--- Entries from a visual dataset ---
* Begin *

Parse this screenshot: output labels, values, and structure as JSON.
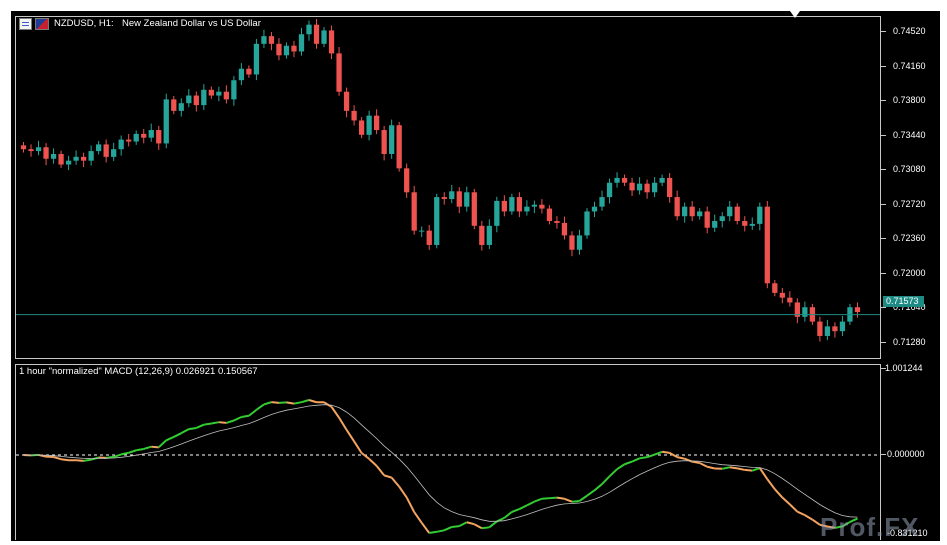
{
  "chart_header": {
    "symbol_text": "NZDUSD, H1:",
    "description": "New Zealand Dollar vs US Dollar"
  },
  "price_scale": {
    "labels": [
      "0.74520",
      "0.74160",
      "0.73800",
      "0.73440",
      "0.73080",
      "0.72720",
      "0.72360",
      "0.72000",
      "0.71640",
      "0.71280"
    ],
    "current_price": "0.71573",
    "current_price_color": "#1d8a84"
  },
  "indicator": {
    "title": "1 hour \"normalized\" MACD (12,26,9) 0.026921 0.150567",
    "scale_labels": [
      "1.001244",
      "0.000000",
      "-0.831210"
    ],
    "rising_color": "#32cd32",
    "falling_color": "#f4a460",
    "signal_color": "#c0c0c0"
  },
  "icons": {
    "indicators_list": "indicator-list-icon",
    "symbol_flags": "currency-flags-icon",
    "chart_shift": "chart-shift-marker-icon"
  },
  "watermark": "Prof.FX",
  "colors": {
    "background": "#000000",
    "bull_candle": "#26a69a",
    "bear_candle": "#ef5350",
    "grid_line": "#c8c8c8"
  },
  "chart_data": {
    "type": "candlestick",
    "symbol": "NZDUSD",
    "timeframe": "H1",
    "ylim": [
      0.7112,
      0.7468
    ],
    "close": [
      0.733,
      0.7328,
      0.7332,
      0.732,
      0.7325,
      0.7314,
      0.7318,
      0.7322,
      0.7318,
      0.7328,
      0.7335,
      0.7322,
      0.733,
      0.734,
      0.7338,
      0.7346,
      0.7342,
      0.735,
      0.7336,
      0.7382,
      0.737,
      0.7378,
      0.7386,
      0.7376,
      0.7392,
      0.7386,
      0.739,
      0.7382,
      0.7402,
      0.7414,
      0.7408,
      0.744,
      0.7448,
      0.744,
      0.7428,
      0.7438,
      0.7432,
      0.745,
      0.746,
      0.744,
      0.7454,
      0.743,
      0.739,
      0.737,
      0.736,
      0.7345,
      0.7365,
      0.735,
      0.7325,
      0.7355,
      0.731,
      0.7285,
      0.7245,
      0.7245,
      0.723,
      0.728,
      0.7278,
      0.7286,
      0.727,
      0.7285,
      0.725,
      0.723,
      0.725,
      0.7276,
      0.7265,
      0.728,
      0.7265,
      0.727,
      0.7272,
      0.7268,
      0.7255,
      0.7253,
      0.724,
      0.7225,
      0.724,
      0.7265,
      0.727,
      0.728,
      0.7295,
      0.73,
      0.7295,
      0.7287,
      0.7294,
      0.7285,
      0.7295,
      0.73,
      0.728,
      0.726,
      0.727,
      0.726,
      0.7265,
      0.7248,
      0.7255,
      0.726,
      0.727,
      0.7255,
      0.725,
      0.7252,
      0.727,
      0.719,
      0.718,
      0.7175,
      0.717,
      0.7155,
      0.7165,
      0.715,
      0.7135,
      0.7145,
      0.714,
      0.715,
      0.7165,
      0.716
    ]
  }
}
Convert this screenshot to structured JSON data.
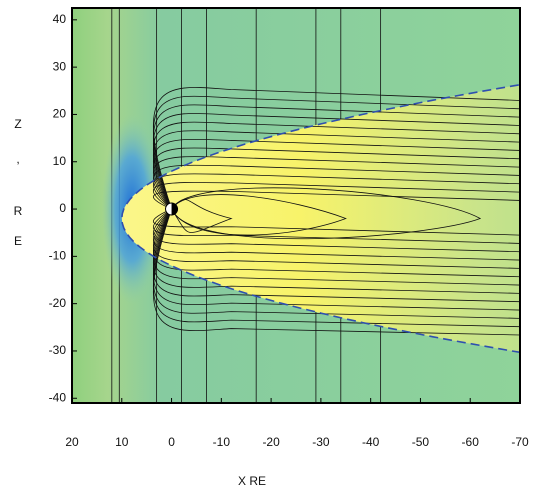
{
  "chart_data": {
    "type": "field-map",
    "xlabel": "X RE",
    "ylabel_lines": [
      "Z",
      ",",
      "R",
      "E"
    ],
    "xlim": [
      20,
      -70
    ],
    "xticks": [
      20,
      10,
      0,
      -10,
      -20,
      -30,
      -40,
      -50,
      -60,
      -70
    ],
    "ylim": [
      -41,
      42.5
    ],
    "yticks": [
      -40,
      -30,
      -20,
      -10,
      0,
      10,
      20,
      30,
      40
    ]
  }
}
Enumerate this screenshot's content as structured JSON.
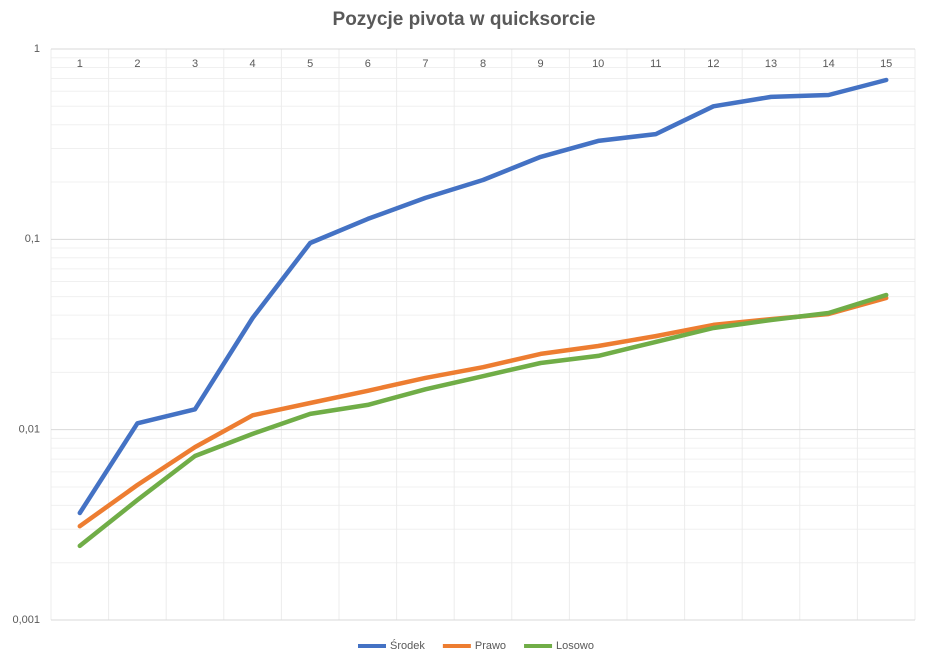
{
  "chart_data": {
    "type": "line",
    "title": "Pozycje pivota w quicksorcie",
    "categories": [
      "1",
      "2",
      "3",
      "4",
      "5",
      "6",
      "7",
      "8",
      "9",
      "10",
      "11",
      "12",
      "13",
      "14",
      "15"
    ],
    "series": [
      {
        "name": "Środek",
        "color": "#4472c4",
        "values": [
          0.00365,
          0.0108,
          0.0128,
          0.0386,
          0.0957,
          0.128,
          0.165,
          0.205,
          0.271,
          0.329,
          0.357,
          0.5,
          0.56,
          0.573,
          0.687
        ]
      },
      {
        "name": "Prawo",
        "color": "#ed7d31",
        "values": [
          0.00311,
          0.00512,
          0.0081,
          0.0119,
          0.0138,
          0.016,
          0.0187,
          0.0213,
          0.025,
          0.0275,
          0.031,
          0.0355,
          0.0381,
          0.0405,
          0.0492
        ]
      },
      {
        "name": "Losowo",
        "color": "#70ad47",
        "values": [
          0.00245,
          0.00427,
          0.00727,
          0.0095,
          0.0121,
          0.0135,
          0.0163,
          0.0191,
          0.0224,
          0.0244,
          0.0289,
          0.0342,
          0.0377,
          0.041,
          0.051
        ]
      }
    ],
    "ylim": [
      0.001,
      1
    ],
    "log_y": true,
    "yticks": [
      {
        "value": 0.001,
        "label": "0,001"
      },
      {
        "value": 0.01,
        "label": "0,01"
      },
      {
        "value": 0.1,
        "label": "0,1"
      },
      1
    ],
    "grid": true,
    "legend": "bottom"
  }
}
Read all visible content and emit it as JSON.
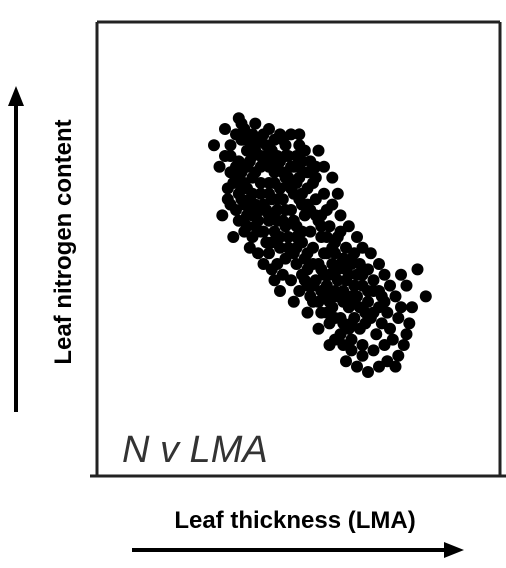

* End *

--- What you need to do ---
Reproduce the material in its entirety and word for word, without the pictures.

--- Response ---
Parse this screenshot: output labels, values, and structure as JSON.
{
  "chart_header": {
    "symbol_text": "NZDUSD, H1:",
    "description": "New Zealand Dollar vs US Dollar"
  },
  "price_scale": {
    "labels": [
      "0.74520",
      "0.74160",
      "0.73800",
      "0.73440",
      "0.73080",
      "0.72720",
      "0.72360",
      "0.72000",
      "0.71640",
      "0.71280"
    ],
    "current_price": "0.71573",
    "current_price_color": "#1d8a84"
  },
  "indicator": {
    "title": "1 hour \"normalized\" MACD (12,26,9) 0.026921 0.150567",
    "scale_labels": [
      "1.001244",
      "0.000000",
      "-0.831210"
    ],
    "rising_color": "#32cd32",
    "falling_color": "#f4a460",
    "signal_color": "#c0c0c0"
  },
  "icons": {
    "indicators_list": "indicator-list-icon",
    "symbol_flags": "currency-flags-icon",
    "chart_shift": "chart-shift-marker-icon"
  },
  "watermark": "Prof.FX",
  "colors": {
    "background": "#000000",
    "bull_candle": "#26a69a",
    "bear_candle": "#ef5350",
    "grid_line": "#c8c8c8"
  },
  "chart_data": {
    "type": "candlestick",
    "symbol": "NZDUSD",
    "timeframe": "H1",
    "ylim": [
      0.7112,
      0.7468
    ],
    "close": [
      0.733,
      0.7328,
      0.7332,
      0.732,
      0.7325,
      0.7314,
      0.7318,
      0.7322,
      0.7318,
      0.7328,
      0.7335,
      0.7322,
      0.733,
      0.734,
      0.7338,
      0.7346,
      0.7342,
      0.735,
      0.7336,
      0.7382,
      0.737,
      0.7378,
      0.7386,
      0.7376,
      0.7392,
      0.7386,
      0.739,
      0.7382,
      0.7402,
      0.7414,
      0.7408,
      0.744,
      0.7448,
      0.744,
      0.7428,
      0.7438,
      0.7432,
      0.745,
      0.746,
      0.744,
      0.7454,
      0.743,
      0.739,
      0.737,
      0.736,
      0.7345,
      0.7365,
      0.735,
      0.7325,
      0.7355,
      0.731,
      0.7285,
      0.7245,
      0.7245,
      0.723,
      0.728,
      0.7278,
      0.7286,
      0.727,
      0.7285,
      0.725,
      0.723,
      0.725,
      0.7276,
      0.7265,
      0.728,
      0.7265,
      0.727,
      0.7272,
      0.7268,
      0.7255,
      0.7253,
      0.724,
      0.7225,
      0.724,
      0.7265,
      0.727,
      0.728,
      0.7295,
      0.73,
      0.7295,
      0.7287,
      0.7294,
      0.7285,
      0.7295,
      0.73,
      0.728,
      0.726,
      0.727,
      0.726,
      0.7265,
      0.7248,
      0.7255,
      0.726,
      0.727,
      0.7255,
      0.725,
      0.7252,
      0.727,
      0.719,
      0.718,
      0.7175,
      0.717,
      0.7155,
      0.7165,
      0.715,
      0.7135,
      0.7145,
      0.714,
      0.715,
      0.7165,
      0.716
    ]
  }
}
Convert this screenshot to structured JSON data.
{
  "chart_data": {
    "type": "field-map",
    "xlabel": "X RE",
    "ylabel_lines": [
      "Z",
      ",",
      "R",
      "E"
    ],
    "xlim": [
      20,
      -70
    ],
    "xticks": [
      20,
      10,
      0,
      -10,
      -20,
      -30,
      -40,
      -50,
      -60,
      -70
    ],
    "ylim": [
      -41,
      42.5
    ],
    "yticks": [
      -40,
      -30,
      -20,
      -10,
      0,
      10,
      20,
      30,
      40
    ]
  }
}
Enumerate this screenshot's content as structured JSON.
{
  "chart_data": {
    "type": "line",
    "title": "Pozycje pivota w quicksorcie",
    "categories": [
      "1",
      "2",
      "3",
      "4",
      "5",
      "6",
      "7",
      "8",
      "9",
      "10",
      "11",
      "12",
      "13",
      "14",
      "15"
    ],
    "series": [
      {
        "name": "Środek",
        "color": "#4472c4",
        "values": [
          0.00365,
          0.0108,
          0.0128,
          0.0386,
          0.0957,
          0.128,
          0.165,
          0.205,
          0.271,
          0.329,
          0.357,
          0.5,
          0.56,
          0.573,
          0.687
        ]
      },
      {
        "name": "Prawo",
        "color": "#ed7d31",
        "values": [
          0.00311,
          0.00512,
          0.0081,
          0.0119,
          0.0138,
          0.016,
          0.0187,
          0.0213,
          0.025,
          0.0275,
          0.031,
          0.0355,
          0.0381,
          0.0405,
          0.0492
        ]
      },
      {
        "name": "Losowo",
        "color": "#70ad47",
        "values": [
          0.00245,
          0.00427,
          0.00727,
          0.0095,
          0.0121,
          0.0135,
          0.0163,
          0.0191,
          0.0224,
          0.0244,
          0.0289,
          0.0342,
          0.0377,
          0.041,
          0.051
        ]
      }
    ],
    "ylim": [
      0.001,
      1
    ],
    "log_y": true,
    "yticks": [
      {
        "value": 0.001,
        "label": "0,001"
      },
      {
        "value": 0.01,
        "label": "0,01"
      },
      {
        "value": 0.1,
        "label": "0,1"
      },
      1
    ],
    "grid": true,
    "legend": "bottom"
  }
}
Read all visible content and emit it as JSON.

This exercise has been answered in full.